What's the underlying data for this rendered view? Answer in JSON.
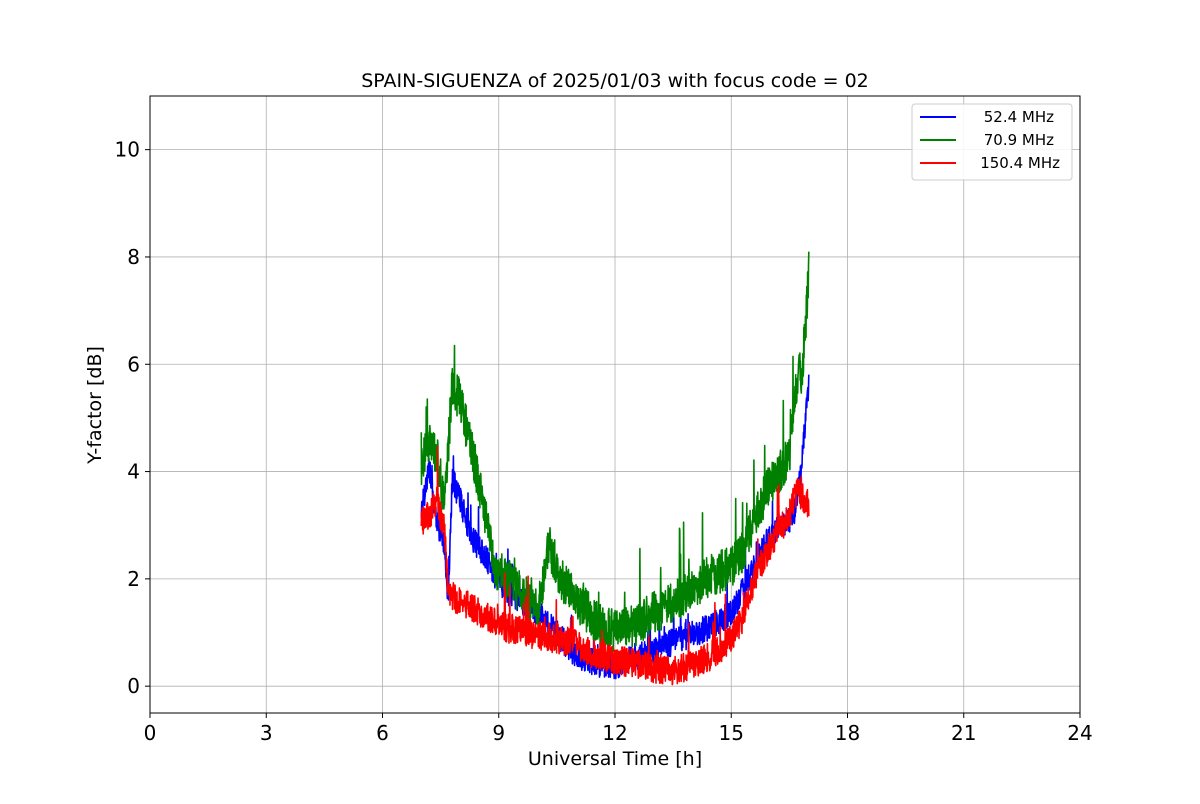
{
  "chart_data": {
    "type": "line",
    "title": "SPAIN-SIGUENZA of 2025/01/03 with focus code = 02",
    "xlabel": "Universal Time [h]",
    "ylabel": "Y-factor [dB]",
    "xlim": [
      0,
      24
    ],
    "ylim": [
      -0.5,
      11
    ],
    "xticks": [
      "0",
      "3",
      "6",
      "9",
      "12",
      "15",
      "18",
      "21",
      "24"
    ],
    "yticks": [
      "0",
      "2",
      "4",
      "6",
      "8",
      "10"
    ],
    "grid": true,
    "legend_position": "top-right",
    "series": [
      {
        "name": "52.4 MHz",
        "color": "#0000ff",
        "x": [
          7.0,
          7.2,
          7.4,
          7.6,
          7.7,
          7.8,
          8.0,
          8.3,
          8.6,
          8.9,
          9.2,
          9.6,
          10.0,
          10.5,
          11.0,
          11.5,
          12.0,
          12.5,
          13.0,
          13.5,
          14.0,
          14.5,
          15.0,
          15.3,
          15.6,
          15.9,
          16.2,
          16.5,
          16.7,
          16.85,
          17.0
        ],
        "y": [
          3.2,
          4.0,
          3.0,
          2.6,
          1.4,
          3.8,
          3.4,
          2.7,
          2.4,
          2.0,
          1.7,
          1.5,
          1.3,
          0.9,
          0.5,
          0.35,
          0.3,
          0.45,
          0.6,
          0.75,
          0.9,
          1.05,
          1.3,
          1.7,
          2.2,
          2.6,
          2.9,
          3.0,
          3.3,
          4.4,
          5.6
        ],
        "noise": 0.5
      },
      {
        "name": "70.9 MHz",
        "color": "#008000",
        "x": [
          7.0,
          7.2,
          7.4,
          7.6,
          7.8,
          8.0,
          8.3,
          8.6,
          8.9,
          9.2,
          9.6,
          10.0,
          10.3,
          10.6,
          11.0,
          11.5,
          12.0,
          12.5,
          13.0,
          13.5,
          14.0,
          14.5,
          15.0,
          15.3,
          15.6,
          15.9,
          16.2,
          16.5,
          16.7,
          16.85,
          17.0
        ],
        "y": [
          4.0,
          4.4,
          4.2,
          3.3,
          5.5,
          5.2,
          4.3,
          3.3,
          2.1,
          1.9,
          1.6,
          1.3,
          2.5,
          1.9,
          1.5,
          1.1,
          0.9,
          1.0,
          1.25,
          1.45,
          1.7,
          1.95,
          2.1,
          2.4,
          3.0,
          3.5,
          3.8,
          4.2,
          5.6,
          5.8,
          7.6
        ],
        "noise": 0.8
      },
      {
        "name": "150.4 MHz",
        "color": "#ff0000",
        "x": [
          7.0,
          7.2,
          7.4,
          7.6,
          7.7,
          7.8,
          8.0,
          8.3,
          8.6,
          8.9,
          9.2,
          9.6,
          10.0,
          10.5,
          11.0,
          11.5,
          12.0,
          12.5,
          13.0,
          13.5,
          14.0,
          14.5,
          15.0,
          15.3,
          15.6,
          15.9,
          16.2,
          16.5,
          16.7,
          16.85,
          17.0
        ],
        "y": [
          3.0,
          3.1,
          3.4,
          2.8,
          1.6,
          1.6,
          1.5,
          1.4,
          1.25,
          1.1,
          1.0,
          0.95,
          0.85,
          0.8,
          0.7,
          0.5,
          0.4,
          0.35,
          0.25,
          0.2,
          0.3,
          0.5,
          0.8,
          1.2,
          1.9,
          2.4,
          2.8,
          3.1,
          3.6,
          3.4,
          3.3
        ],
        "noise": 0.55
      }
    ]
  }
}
*-*-*
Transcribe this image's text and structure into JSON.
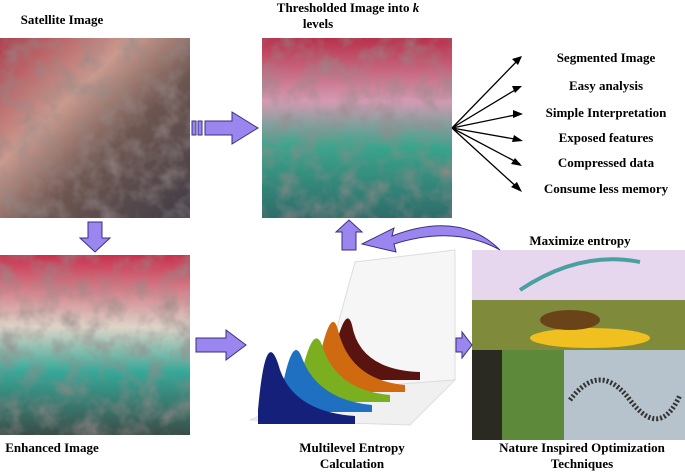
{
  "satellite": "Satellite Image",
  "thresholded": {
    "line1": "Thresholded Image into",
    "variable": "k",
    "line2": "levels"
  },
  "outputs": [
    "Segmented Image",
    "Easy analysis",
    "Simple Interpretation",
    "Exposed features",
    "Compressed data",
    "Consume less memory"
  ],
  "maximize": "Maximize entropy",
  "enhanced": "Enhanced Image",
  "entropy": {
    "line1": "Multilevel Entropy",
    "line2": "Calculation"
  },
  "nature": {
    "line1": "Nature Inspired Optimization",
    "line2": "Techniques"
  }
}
*-*-*
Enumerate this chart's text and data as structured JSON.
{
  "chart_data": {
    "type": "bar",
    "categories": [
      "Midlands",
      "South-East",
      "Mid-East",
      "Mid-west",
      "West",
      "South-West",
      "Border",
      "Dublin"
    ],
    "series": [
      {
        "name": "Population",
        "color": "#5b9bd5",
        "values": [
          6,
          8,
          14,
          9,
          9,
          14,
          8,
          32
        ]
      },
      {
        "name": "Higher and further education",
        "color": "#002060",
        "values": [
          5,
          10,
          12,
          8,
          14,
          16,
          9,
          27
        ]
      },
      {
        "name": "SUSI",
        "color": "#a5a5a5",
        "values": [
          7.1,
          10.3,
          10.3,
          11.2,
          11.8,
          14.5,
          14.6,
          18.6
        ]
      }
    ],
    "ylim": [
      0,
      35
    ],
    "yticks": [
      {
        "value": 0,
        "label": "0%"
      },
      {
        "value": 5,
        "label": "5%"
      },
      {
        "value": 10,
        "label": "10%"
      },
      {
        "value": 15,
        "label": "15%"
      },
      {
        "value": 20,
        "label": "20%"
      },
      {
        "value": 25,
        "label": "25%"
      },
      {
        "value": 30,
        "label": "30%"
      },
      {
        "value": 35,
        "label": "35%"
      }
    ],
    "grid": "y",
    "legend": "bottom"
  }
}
*-*-*
Where a line contains the string "text", extract that line.

- **Worked solution**:
Transcribe this image's text and structure into JSON.
Enumerate this chart's text and data as structured JSON.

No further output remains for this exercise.